Document extract »
=======

But first…God puts on this little display of His power (a divine power which Elijah has forgotten all about in his fear of Jezebel’s deadly power). V11, And behold, the LORD passed by, and a great and strong wind tore the mountains and broke in pieces the rocks before the LORD, but the LORD was not in the wind. And after the wind an earthquake, but the LORD was not in the earthquake. 12 And after the earthquake a fire, [reminiscent of Mt. Carmel] but the LORD was not in the fire.
Great and dreadful power…but God is not going to make His salvation known by power. He will do it in weakness—v12, the sound of a low whisper. “A still small voice,” as the King James Version calls it. A silence so palpable you can actually feel it. And in that weighty, awe-filled silence comes the question again, “Elijah…what are you doing here?”

=======

Exercise goal »
In the passage on Elijah, what name does the King James Version give to the sound of a low whisper?

Data to examine »

=======

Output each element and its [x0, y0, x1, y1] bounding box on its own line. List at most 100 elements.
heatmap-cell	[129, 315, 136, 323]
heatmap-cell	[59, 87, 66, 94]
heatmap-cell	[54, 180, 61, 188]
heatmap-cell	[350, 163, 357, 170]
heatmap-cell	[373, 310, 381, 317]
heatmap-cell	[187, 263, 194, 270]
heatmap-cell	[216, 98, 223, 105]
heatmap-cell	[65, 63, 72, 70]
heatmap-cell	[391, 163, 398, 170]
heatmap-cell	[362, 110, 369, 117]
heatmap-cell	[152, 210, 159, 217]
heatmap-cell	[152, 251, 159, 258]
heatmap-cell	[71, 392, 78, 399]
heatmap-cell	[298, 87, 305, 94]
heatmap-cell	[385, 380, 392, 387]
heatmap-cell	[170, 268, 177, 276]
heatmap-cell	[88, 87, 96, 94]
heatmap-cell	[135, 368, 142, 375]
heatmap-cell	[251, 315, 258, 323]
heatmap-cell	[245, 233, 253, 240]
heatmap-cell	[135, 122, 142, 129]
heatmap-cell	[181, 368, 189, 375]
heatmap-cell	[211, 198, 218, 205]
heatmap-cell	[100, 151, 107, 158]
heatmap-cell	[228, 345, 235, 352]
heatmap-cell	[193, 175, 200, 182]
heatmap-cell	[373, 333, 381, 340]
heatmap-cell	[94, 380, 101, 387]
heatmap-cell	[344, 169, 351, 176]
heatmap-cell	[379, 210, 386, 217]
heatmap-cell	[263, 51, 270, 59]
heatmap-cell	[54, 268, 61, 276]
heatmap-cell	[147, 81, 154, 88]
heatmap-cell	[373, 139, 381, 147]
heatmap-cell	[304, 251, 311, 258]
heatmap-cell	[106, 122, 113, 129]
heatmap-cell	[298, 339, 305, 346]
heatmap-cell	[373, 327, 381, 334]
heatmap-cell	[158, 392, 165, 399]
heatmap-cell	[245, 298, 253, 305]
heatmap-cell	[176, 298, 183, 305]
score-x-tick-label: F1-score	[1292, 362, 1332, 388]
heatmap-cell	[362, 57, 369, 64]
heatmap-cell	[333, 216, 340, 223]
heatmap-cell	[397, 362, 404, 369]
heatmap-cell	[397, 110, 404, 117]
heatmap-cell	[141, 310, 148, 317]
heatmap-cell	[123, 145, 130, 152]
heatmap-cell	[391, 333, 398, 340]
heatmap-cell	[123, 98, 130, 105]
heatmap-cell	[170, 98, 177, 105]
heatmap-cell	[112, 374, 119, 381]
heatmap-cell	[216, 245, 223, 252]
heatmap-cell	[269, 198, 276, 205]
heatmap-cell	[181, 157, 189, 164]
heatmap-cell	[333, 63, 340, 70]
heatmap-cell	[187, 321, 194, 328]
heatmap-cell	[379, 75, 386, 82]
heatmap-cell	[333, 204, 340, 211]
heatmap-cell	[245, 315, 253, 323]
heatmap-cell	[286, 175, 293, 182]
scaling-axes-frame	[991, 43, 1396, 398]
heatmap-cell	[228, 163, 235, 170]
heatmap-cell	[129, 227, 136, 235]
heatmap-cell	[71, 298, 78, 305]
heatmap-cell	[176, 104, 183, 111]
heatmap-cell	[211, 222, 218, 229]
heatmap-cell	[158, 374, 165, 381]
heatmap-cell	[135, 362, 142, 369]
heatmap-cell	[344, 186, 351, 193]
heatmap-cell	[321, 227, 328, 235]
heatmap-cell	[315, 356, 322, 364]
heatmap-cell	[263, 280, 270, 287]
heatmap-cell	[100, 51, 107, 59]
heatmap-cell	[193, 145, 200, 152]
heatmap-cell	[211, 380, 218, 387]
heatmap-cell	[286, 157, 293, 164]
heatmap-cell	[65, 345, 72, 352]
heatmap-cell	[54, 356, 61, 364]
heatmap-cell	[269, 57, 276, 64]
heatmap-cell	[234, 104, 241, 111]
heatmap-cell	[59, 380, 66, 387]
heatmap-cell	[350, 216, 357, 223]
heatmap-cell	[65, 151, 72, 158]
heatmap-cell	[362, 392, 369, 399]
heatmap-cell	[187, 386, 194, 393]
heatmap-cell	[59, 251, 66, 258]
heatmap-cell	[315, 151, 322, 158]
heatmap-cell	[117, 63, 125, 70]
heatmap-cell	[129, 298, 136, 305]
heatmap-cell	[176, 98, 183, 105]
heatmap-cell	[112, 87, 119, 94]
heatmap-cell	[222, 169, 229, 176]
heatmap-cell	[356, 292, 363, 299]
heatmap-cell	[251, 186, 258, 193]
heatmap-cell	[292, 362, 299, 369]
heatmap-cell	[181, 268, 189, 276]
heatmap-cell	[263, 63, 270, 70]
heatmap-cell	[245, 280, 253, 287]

=======

Response box »
"A still small voice."